(Items from a figure collection)
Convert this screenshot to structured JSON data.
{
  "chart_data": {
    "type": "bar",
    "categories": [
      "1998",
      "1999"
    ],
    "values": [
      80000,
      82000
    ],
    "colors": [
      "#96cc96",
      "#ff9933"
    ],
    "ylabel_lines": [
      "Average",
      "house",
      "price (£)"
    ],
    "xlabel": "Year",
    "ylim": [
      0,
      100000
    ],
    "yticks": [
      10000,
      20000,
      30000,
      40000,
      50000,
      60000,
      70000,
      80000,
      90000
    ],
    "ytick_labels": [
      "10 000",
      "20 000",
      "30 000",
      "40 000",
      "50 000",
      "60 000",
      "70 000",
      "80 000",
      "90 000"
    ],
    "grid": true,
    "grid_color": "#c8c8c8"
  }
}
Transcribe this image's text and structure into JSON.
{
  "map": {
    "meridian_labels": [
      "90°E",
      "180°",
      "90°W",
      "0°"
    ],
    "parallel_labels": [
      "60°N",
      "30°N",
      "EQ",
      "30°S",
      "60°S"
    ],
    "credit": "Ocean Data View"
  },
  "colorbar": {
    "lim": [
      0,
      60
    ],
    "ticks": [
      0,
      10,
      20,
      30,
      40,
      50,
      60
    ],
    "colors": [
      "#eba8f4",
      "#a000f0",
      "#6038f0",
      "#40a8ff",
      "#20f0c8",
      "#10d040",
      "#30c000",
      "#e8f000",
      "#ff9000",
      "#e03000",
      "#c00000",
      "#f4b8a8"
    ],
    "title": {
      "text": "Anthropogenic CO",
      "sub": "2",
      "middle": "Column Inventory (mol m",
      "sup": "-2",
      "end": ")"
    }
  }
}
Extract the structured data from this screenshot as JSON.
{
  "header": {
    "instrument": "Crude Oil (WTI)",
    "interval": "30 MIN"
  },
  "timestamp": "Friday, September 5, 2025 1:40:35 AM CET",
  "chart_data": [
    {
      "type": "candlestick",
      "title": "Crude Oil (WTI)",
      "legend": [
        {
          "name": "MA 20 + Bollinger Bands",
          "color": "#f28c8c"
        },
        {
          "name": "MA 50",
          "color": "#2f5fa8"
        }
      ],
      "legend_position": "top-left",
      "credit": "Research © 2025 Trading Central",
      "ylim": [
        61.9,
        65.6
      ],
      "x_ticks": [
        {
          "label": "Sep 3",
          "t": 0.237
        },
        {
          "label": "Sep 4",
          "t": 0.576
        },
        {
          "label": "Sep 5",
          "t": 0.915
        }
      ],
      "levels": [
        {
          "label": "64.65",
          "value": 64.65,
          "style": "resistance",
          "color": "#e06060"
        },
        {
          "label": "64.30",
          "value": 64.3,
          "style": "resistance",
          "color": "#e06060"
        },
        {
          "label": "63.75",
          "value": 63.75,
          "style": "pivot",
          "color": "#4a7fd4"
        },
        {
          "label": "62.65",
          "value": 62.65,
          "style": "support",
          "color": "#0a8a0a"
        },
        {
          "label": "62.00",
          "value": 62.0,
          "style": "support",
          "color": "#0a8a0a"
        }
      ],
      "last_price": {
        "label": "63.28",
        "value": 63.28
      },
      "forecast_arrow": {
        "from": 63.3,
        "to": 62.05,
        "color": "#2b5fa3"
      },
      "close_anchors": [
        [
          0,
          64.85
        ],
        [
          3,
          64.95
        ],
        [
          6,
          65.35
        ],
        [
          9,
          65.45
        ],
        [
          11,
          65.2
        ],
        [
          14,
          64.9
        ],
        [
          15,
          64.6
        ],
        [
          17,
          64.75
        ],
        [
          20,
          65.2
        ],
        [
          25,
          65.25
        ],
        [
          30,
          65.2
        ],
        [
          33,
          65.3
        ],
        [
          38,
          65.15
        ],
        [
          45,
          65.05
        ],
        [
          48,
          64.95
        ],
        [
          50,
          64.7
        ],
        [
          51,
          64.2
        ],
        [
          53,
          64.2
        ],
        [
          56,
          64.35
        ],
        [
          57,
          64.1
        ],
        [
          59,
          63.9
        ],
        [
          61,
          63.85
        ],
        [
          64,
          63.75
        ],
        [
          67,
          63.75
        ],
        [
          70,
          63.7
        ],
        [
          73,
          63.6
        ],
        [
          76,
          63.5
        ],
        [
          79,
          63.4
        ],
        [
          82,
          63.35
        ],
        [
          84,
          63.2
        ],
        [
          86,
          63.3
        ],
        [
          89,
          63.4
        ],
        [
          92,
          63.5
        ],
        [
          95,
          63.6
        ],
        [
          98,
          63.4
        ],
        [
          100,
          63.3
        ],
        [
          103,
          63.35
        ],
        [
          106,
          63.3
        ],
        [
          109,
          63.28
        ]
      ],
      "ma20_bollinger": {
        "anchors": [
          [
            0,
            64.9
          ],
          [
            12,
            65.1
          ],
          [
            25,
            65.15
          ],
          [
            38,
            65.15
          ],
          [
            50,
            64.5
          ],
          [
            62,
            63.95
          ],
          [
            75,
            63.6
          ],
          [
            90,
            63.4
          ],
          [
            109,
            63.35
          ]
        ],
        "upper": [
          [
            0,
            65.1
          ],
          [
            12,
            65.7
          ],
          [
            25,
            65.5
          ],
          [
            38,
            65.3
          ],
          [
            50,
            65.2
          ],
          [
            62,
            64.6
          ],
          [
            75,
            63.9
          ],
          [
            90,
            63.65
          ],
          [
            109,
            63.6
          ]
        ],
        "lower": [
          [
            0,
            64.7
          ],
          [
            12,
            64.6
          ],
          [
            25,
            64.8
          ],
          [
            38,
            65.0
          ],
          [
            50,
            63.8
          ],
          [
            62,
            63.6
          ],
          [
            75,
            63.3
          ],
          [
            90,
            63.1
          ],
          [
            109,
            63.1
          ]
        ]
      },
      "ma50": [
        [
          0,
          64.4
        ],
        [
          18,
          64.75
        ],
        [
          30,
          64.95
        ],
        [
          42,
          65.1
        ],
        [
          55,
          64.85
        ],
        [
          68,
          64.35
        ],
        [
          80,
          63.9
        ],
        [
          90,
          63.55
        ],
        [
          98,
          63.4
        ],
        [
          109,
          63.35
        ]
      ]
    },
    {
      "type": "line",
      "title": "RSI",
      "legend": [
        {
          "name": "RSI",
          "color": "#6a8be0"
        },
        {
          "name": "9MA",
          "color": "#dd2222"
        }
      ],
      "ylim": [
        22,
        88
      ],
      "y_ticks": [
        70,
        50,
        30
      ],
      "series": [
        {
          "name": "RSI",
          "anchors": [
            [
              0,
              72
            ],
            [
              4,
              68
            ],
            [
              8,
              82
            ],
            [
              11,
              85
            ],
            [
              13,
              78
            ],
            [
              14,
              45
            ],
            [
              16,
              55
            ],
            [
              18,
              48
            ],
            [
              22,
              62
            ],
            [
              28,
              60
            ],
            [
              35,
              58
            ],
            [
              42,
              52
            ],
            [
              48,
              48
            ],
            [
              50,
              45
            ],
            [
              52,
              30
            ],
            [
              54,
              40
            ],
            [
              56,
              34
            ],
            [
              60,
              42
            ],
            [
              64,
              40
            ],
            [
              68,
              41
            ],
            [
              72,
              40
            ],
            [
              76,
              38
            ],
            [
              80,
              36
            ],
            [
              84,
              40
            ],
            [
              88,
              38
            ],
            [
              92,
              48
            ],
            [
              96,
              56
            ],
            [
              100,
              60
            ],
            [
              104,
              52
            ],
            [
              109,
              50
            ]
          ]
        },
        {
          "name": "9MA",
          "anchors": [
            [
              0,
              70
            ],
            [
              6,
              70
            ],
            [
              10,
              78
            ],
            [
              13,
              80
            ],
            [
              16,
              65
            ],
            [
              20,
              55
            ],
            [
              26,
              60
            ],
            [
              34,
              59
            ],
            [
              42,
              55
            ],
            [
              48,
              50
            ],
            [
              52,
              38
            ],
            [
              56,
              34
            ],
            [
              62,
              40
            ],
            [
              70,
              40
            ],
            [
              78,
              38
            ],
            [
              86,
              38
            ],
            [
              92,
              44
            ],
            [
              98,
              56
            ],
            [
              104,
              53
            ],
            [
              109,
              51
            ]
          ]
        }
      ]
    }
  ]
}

Brief –
List all lines holding the string "type".

Written answer –
    "type": "bar",
      "type": "candlestick",
      "type": "line",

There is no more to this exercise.